-- Start of EXTRACTED DATA --
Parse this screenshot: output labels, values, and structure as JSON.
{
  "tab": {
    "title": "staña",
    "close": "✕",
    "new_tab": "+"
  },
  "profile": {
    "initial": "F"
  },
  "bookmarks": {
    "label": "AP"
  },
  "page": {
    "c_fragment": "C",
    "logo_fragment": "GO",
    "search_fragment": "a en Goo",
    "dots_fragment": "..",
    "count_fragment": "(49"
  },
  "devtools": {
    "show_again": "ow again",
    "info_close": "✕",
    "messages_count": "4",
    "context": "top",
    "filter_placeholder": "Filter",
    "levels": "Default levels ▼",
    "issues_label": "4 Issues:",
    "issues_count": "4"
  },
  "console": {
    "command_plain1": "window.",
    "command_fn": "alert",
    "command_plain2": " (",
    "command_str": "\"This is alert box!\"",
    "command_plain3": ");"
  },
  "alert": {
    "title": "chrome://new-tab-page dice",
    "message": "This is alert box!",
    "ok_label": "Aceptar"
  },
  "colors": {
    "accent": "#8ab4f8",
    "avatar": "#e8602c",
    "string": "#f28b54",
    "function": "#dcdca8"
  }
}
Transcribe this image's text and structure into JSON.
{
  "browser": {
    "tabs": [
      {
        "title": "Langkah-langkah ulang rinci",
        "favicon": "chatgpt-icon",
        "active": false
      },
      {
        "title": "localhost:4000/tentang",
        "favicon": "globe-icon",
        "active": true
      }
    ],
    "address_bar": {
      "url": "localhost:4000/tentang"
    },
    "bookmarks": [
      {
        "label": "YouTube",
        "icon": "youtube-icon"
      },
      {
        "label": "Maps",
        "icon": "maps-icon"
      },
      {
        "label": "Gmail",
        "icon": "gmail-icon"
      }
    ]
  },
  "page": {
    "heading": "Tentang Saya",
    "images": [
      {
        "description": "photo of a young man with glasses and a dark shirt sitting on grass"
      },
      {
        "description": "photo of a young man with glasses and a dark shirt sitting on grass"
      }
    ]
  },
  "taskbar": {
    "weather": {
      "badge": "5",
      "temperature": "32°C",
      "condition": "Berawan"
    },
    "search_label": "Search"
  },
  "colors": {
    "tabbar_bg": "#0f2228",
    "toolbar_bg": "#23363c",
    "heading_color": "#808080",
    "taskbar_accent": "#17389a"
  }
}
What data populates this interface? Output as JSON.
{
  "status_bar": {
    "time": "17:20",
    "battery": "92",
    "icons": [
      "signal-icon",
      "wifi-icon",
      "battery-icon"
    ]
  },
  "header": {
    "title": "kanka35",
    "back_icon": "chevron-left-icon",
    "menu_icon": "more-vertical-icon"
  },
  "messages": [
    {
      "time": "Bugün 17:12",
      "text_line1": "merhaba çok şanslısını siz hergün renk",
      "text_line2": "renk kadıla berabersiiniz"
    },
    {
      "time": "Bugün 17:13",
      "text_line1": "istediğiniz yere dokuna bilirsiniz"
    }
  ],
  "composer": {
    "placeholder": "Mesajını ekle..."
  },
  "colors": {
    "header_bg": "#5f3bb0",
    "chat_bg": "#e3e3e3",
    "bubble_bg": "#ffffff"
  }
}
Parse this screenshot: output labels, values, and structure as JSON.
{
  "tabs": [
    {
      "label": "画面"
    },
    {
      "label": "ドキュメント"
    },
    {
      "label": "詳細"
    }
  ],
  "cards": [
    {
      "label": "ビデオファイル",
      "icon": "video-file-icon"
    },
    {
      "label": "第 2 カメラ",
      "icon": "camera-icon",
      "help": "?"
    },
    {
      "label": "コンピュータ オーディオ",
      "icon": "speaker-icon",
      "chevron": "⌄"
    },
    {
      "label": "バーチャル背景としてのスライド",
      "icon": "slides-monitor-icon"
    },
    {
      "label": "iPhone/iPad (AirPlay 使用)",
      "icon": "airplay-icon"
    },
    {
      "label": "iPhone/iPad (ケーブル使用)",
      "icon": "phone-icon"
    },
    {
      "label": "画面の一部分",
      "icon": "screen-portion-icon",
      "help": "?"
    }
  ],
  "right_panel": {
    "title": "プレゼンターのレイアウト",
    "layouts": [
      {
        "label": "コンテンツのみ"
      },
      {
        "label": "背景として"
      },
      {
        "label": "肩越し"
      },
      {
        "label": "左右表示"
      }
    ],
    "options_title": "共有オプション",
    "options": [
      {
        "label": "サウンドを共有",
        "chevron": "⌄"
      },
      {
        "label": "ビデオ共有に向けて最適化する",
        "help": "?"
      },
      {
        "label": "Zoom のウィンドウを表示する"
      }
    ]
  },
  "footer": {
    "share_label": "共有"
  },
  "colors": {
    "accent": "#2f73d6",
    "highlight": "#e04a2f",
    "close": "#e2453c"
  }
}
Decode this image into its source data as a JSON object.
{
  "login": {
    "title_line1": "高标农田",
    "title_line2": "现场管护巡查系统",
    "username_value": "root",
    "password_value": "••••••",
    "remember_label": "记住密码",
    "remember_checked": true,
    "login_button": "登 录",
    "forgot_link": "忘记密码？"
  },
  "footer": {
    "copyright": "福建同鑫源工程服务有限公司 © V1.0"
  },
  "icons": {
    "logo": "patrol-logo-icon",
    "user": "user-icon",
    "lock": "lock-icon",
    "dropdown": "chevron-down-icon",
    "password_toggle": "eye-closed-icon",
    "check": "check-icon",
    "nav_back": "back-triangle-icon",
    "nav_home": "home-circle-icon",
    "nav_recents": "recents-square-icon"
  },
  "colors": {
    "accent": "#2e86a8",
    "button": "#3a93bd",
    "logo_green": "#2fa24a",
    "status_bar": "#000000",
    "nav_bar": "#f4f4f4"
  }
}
-- End of EXTRACTED DATA --
*REQUIREMENTS*
Go through the entries above and pull out each line with "JSON" in it.

*ANSWER TO THE PROBLEM*
Parse this screenshot: output labels, values, and structure as JSON.
Transcribe this image's text and structure into JSON.
What data populates this interface? Output as JSON.
Parse this screenshot: output labels, values, and structure as JSON.
Decode this image into its source data as a JSON object.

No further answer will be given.